* [What you are asked to do]: Can you extract, word for word, the items starting at the very first one and ending at the line containing "clapping-hands-emoji: 👏🏼👏🏼👏🏼: [464, 924, 593, 964]", with both ends included?

* [Records provided]:

════

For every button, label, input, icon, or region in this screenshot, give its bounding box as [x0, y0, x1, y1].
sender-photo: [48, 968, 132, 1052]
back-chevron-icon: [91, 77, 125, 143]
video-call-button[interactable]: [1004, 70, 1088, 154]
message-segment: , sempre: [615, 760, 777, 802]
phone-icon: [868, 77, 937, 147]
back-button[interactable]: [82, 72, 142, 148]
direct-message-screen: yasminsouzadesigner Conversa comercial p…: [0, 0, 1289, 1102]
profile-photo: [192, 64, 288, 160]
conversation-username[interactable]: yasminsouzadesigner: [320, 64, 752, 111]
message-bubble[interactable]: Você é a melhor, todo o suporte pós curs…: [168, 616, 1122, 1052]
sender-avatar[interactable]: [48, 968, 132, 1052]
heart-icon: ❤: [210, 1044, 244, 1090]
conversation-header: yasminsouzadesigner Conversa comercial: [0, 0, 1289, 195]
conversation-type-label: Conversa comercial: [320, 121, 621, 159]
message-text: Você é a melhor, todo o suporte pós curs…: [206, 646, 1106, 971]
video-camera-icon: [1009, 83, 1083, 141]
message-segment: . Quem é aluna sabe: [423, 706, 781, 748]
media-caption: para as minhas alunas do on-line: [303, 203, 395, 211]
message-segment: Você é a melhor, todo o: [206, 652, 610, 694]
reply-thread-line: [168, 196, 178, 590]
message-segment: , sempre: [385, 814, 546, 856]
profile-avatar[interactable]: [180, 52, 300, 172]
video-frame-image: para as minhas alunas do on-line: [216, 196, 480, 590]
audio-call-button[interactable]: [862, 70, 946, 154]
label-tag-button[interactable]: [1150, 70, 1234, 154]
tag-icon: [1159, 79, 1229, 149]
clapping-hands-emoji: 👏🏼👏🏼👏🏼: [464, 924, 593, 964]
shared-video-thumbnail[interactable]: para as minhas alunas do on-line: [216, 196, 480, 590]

════

* [Reply]:
For every button, label, input, icon, or region in this screenshot, give its bounding box as [x0, y0, x1, y1].
sender-photo: [48, 968, 132, 1052]
back-chevron-icon: [91, 77, 125, 143]
video-call-button[interactable]: [1004, 70, 1088, 154]
message-segment: , sempre: [615, 760, 777, 802]
phone-icon: [868, 77, 937, 147]
back-button[interactable]: [82, 72, 142, 148]
direct-message-screen: yasminsouzadesigner Conversa comercial p…: [0, 0, 1289, 1102]
profile-photo: [192, 64, 288, 160]
conversation-username[interactable]: yasminsouzadesigner: [320, 64, 752, 111]
message-bubble[interactable]: Você é a melhor, todo o suporte pós curs…: [168, 616, 1122, 1052]
sender-avatar[interactable]: [48, 968, 132, 1052]
heart-icon: ❤: [210, 1044, 244, 1090]
conversation-header: yasminsouzadesigner Conversa comercial: [0, 0, 1289, 195]
conversation-type-label: Conversa comercial: [320, 121, 621, 159]
message-text: Você é a melhor, todo o suporte pós curs…: [206, 646, 1106, 971]
video-camera-icon: [1009, 83, 1083, 141]
message-segment: . Quem é aluna sabe: [423, 706, 781, 748]
media-caption: para as minhas alunas do on-line: [303, 203, 395, 211]
message-segment: Você é a melhor, todo o: [206, 652, 610, 694]
reply-thread-line: [168, 196, 178, 590]
message-segment: , sempre: [385, 814, 546, 856]
profile-avatar[interactable]: [180, 52, 300, 172]
video-frame-image: para as minhas alunas do on-line: [216, 196, 480, 590]
audio-call-button[interactable]: [862, 70, 946, 154]
label-tag-button[interactable]: [1150, 70, 1234, 154]
tag-icon: [1159, 79, 1229, 149]
clapping-hands-emoji: 👏🏼👏🏼👏🏼: [464, 924, 593, 964]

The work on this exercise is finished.